You're well within your rights to not like them and think a game is more "pure" without them, but please consider that said view might be somewhat narrow.

If games were designed with decent interfaces to begin with, your question would be more valid. As it stands, the UI is the last thing they tend to think about, and it often ends up being whatever gussied-up piece of cack makes it through beta. Mods aren't *all* a desire to "cheat" (or adulterate): many of them plug holes that should have been filled from the get-go.

Ardua said...

I agree with you wholeheartedly. Mods aren't cheats and I am sorry if I came across like that.

The fact that some mods are considered "necessary" like Squared for WAR is where I have a problem. Or as you say, the mail server. It should have been usable in its original form with the mods being cosmetic changes.

If you want to change the colour or size or arrangement of things, more power to you. I'm just holding up the idea of needing X, Y and Z third party programs to be a functional and efficient player as bad.

:: Extracted data ::
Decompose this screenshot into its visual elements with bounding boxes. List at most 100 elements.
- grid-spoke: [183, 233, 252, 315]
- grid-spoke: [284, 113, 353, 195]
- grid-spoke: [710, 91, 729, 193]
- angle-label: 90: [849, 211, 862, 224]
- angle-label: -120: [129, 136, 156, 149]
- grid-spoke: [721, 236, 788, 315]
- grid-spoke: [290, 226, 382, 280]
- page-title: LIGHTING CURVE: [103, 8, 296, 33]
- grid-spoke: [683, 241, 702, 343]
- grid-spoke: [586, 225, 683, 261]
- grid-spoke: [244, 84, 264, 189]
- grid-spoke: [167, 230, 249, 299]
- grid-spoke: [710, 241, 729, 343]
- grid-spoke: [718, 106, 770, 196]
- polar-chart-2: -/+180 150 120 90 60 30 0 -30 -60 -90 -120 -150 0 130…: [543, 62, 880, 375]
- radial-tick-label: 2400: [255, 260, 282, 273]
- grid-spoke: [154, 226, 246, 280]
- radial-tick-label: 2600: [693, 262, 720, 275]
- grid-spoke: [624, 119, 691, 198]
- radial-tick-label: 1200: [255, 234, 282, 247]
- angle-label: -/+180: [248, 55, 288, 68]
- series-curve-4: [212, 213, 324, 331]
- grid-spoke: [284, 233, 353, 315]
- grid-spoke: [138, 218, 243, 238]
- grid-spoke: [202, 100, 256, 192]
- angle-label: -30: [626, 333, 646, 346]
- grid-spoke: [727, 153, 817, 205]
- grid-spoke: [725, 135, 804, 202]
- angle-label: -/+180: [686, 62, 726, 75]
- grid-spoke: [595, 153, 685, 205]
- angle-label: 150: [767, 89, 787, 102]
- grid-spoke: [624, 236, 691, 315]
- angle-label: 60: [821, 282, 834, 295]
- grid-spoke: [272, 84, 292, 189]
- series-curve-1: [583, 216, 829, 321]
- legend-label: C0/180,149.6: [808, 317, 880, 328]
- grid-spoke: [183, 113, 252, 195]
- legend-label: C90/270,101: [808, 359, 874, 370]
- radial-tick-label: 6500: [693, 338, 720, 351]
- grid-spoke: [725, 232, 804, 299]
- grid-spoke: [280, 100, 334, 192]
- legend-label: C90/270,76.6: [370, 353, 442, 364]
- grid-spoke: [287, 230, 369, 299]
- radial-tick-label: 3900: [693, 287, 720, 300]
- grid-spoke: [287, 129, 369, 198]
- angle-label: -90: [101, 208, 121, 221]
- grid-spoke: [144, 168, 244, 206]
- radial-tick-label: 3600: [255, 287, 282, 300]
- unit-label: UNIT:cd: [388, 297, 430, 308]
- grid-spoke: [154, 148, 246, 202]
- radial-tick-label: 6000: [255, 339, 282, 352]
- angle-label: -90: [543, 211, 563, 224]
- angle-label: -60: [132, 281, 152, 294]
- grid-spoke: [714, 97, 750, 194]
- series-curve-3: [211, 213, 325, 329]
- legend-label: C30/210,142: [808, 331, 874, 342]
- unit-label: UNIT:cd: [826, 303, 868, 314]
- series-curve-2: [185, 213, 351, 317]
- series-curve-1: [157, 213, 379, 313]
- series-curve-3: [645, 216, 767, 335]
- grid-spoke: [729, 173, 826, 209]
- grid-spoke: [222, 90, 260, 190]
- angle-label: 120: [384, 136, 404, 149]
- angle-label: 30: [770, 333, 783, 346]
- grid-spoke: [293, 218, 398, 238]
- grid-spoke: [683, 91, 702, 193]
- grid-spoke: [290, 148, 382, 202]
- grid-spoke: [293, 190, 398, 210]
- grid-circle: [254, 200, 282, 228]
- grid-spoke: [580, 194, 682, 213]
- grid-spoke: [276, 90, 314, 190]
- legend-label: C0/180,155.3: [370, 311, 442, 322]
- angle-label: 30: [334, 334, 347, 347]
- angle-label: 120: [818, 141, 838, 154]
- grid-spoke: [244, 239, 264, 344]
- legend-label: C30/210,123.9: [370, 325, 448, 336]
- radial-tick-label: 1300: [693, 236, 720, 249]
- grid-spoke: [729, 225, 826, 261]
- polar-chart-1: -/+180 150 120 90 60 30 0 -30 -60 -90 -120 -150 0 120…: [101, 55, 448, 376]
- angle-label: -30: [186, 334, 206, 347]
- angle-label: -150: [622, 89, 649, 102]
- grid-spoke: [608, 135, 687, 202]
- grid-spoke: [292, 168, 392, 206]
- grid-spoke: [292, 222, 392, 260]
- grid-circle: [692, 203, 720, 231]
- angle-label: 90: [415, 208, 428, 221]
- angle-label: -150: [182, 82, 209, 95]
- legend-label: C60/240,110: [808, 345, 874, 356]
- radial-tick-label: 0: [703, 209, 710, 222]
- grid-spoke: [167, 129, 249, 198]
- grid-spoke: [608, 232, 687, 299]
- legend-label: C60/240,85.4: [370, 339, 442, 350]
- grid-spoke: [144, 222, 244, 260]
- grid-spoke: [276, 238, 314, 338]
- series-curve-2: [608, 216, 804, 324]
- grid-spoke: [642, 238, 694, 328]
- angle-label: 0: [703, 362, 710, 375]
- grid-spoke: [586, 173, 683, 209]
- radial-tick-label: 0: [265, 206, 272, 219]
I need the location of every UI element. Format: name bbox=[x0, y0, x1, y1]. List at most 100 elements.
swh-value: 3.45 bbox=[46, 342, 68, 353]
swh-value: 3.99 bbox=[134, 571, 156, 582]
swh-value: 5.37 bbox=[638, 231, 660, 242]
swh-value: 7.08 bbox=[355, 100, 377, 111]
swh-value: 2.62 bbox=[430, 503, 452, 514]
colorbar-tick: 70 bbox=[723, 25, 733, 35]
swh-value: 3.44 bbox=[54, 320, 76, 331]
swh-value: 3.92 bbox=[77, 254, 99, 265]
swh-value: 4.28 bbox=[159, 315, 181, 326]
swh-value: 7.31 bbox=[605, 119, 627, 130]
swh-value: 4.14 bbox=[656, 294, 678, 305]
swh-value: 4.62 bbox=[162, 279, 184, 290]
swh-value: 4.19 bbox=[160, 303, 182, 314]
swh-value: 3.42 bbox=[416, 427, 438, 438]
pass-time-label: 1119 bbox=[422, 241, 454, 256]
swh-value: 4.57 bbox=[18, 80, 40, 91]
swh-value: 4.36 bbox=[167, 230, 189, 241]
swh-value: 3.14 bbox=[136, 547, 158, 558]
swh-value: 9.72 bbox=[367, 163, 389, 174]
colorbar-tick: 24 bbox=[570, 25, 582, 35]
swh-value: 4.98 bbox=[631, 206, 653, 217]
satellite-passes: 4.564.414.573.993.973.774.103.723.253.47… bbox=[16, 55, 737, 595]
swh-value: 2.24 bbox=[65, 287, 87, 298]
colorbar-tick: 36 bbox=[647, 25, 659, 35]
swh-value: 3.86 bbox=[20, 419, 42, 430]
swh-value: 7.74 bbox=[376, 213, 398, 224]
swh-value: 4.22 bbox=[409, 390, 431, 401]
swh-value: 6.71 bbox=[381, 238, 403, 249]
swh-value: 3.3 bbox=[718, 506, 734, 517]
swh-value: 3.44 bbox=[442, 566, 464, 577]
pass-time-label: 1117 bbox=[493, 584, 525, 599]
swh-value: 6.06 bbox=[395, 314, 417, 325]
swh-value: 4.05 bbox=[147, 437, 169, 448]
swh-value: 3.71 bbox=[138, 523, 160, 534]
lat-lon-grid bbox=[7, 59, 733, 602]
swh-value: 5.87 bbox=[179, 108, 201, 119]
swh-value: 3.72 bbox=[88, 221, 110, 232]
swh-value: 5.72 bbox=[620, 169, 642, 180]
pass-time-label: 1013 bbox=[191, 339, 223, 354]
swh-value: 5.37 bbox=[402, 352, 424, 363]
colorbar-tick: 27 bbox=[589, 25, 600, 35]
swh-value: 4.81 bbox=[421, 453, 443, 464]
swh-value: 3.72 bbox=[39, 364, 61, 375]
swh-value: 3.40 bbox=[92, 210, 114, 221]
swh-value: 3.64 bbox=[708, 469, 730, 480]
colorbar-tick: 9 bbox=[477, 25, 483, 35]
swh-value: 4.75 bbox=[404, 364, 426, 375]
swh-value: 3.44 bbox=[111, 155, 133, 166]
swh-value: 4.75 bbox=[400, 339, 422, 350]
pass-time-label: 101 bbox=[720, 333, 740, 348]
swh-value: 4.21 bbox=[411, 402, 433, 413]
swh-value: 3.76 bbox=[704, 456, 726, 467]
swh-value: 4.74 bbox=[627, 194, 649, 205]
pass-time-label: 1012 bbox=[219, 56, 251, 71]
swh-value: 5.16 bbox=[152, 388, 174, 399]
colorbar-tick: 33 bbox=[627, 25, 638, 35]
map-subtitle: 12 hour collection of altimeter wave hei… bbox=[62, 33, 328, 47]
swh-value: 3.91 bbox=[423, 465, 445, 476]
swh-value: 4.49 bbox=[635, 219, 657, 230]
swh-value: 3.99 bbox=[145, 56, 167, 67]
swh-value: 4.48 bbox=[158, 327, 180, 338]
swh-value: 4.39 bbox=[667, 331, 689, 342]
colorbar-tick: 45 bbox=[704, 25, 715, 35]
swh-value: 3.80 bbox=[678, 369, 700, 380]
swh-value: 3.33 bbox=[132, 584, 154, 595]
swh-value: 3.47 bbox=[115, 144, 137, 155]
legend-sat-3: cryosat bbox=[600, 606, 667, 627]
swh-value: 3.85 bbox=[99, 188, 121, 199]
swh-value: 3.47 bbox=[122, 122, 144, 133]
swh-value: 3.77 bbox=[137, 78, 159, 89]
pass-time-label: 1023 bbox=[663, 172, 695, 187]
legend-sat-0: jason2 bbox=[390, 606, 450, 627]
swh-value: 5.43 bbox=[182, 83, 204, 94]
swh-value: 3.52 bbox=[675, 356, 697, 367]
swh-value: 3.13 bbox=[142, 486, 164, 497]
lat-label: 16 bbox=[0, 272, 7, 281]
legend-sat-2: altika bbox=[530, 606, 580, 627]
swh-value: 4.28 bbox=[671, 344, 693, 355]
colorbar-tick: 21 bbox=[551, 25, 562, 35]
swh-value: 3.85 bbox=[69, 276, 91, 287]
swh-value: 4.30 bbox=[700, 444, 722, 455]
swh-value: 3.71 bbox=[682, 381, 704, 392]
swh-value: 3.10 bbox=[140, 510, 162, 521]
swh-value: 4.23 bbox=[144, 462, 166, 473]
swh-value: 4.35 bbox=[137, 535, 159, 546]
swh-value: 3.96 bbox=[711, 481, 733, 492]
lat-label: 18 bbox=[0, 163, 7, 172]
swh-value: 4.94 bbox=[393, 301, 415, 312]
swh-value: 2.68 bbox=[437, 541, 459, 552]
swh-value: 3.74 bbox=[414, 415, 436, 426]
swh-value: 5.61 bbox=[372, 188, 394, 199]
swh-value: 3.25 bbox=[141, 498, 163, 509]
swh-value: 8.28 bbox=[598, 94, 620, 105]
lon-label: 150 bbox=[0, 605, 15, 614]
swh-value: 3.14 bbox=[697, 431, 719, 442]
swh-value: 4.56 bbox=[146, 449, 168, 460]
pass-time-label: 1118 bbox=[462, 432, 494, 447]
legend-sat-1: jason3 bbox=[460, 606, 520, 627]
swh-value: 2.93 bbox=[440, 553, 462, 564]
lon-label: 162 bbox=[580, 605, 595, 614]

:: What you are asked to do ::
Copy out the passage of the discussion of game mods from "You're well within" up to and including "from the get-go.". The rows are separate material and have nothing to do with the discussion of game mods.

:: Expected answer ::
You're well within your rights to not like them and think a game is more "pure" without them, but please consider that said view might be somewhat narrow.

If games were designed with decent interfaces to begin with, your question would be more valid. As it stands, the UI is the last thing they tend to think about, and it often ends up being whatever gussied-up piece of cack makes it through beta. Mods aren't *all* a desire to "cheat" (or adulterate): many of them plug holes that should have been filled from the get-go.